EXERCISE REQUIREMENTS>
Lines that contain the string "Beta" are to be copied; leave out all others.

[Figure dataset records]
####
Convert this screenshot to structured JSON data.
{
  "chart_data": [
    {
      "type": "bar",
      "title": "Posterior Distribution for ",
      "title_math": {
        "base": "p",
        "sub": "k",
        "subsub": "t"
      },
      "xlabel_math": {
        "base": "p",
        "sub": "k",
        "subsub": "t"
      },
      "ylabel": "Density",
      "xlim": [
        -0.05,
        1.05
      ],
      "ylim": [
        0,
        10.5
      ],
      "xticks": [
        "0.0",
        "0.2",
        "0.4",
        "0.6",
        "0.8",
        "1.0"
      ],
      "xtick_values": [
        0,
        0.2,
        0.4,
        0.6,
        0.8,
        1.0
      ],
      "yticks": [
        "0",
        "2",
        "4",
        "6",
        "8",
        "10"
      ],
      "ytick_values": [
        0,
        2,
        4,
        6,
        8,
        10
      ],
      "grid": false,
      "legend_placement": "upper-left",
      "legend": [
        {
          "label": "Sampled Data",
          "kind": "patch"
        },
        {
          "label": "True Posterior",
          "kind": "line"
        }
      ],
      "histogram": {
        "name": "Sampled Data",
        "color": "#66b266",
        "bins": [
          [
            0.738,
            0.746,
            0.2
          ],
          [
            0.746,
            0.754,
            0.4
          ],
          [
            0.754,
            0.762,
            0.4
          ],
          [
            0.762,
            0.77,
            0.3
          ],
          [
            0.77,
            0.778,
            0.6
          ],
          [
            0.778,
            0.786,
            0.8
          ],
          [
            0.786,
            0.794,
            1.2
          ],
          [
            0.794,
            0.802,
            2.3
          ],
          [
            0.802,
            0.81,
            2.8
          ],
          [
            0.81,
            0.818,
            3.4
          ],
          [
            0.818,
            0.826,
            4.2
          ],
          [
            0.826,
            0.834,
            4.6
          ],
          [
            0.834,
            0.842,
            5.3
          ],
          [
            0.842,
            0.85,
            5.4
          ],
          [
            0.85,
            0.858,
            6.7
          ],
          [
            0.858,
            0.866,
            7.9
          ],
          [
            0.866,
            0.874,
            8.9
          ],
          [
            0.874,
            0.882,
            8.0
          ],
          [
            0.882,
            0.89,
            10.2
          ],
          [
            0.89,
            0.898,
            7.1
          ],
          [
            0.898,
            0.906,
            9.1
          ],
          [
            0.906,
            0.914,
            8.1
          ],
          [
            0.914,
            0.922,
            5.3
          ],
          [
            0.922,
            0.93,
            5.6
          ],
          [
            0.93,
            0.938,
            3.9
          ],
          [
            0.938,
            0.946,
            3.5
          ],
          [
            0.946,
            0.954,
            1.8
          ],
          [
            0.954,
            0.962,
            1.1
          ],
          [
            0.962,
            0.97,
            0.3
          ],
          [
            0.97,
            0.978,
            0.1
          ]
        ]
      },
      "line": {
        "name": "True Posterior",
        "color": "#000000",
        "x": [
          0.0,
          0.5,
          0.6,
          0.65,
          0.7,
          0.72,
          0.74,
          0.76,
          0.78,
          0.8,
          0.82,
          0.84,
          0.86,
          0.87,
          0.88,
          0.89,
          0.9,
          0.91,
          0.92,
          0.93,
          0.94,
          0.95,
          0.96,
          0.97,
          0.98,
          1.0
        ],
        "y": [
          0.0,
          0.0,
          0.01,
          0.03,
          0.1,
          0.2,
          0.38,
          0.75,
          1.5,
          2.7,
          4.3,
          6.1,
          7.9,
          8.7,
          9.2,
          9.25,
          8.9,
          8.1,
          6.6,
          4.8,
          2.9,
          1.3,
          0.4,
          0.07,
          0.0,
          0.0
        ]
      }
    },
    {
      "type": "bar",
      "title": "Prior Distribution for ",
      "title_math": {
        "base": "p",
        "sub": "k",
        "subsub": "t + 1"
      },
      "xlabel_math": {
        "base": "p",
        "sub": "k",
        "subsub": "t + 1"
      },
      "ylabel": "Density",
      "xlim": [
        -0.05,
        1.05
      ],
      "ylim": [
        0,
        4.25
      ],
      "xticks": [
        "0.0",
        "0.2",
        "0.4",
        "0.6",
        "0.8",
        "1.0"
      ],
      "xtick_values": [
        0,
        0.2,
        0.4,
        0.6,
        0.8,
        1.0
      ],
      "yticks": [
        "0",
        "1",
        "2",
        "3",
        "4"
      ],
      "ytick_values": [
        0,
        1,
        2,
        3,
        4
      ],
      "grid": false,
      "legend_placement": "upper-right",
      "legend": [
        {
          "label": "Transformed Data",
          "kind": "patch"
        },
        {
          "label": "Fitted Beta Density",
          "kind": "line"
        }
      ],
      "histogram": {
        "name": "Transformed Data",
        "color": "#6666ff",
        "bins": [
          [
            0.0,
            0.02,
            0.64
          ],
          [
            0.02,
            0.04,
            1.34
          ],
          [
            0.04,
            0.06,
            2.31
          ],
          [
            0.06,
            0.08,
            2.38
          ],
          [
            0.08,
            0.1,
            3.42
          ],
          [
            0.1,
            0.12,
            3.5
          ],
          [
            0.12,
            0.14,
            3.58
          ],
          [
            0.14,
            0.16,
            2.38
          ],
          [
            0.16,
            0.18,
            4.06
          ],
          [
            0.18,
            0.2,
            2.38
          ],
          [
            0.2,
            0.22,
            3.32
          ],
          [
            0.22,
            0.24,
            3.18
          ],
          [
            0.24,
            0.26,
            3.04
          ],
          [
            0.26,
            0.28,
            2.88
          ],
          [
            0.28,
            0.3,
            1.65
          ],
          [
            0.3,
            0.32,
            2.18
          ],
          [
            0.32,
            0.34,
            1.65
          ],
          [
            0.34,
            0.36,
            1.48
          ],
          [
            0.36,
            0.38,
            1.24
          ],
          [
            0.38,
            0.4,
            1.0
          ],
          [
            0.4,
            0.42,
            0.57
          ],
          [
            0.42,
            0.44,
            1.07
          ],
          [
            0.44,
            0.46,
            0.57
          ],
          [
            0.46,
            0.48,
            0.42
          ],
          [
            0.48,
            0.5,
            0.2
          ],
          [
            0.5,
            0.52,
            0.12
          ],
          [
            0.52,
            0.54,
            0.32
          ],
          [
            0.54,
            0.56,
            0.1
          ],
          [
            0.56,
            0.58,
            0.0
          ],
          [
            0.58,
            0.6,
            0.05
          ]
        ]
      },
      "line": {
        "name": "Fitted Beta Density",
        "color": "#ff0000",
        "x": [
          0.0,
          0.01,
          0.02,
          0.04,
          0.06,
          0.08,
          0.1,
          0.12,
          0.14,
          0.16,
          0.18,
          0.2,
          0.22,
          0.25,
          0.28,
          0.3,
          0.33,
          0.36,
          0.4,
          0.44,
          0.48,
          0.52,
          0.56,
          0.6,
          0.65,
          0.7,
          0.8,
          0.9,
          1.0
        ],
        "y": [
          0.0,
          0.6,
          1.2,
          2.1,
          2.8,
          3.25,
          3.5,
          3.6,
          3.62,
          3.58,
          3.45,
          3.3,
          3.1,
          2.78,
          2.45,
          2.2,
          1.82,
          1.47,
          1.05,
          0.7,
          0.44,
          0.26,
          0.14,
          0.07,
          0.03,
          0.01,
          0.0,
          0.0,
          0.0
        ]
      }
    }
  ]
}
####
FINISHED TASK>
          "label": "Fitted Beta Density",
        "name": "Fitted Beta Density",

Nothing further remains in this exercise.